* _Problem statement_: Report how many lines contain "Shield", with no other words.

* _Supplied material_:
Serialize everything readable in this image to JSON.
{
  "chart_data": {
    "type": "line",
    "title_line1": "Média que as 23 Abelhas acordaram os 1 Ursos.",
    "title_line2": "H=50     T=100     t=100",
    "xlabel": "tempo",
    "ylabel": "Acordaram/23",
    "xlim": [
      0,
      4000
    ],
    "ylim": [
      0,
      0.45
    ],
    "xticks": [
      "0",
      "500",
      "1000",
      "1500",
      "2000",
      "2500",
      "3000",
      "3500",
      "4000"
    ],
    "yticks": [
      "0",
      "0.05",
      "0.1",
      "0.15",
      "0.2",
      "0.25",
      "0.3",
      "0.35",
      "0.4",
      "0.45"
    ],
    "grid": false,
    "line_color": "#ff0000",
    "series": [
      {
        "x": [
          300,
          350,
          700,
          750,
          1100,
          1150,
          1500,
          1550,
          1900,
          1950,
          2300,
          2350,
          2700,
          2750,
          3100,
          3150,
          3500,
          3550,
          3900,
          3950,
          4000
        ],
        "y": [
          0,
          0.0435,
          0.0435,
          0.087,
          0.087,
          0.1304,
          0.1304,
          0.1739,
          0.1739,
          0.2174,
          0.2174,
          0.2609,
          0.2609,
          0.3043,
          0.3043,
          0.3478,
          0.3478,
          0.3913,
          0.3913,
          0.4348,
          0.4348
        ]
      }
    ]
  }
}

* * *

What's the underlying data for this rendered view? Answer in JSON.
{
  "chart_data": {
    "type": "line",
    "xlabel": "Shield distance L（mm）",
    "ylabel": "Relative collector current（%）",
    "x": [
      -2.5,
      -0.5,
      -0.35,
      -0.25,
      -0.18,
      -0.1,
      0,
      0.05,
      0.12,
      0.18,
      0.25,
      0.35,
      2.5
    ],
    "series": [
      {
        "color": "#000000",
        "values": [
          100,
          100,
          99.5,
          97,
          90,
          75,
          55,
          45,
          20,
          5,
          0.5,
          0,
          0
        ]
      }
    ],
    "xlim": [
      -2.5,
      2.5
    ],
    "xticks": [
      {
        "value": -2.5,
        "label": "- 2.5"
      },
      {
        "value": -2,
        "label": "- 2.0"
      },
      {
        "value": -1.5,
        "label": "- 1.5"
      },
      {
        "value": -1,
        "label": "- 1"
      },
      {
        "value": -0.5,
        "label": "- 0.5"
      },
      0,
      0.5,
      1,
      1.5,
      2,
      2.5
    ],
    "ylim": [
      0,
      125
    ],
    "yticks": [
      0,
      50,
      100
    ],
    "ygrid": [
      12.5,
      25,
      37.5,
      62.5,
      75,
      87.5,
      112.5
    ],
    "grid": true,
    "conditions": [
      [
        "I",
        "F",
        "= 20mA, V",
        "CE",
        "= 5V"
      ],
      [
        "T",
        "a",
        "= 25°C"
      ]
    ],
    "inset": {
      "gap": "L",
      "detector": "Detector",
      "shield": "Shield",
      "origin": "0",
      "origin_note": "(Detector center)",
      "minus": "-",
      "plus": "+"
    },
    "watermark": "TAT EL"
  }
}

* _Output_: 2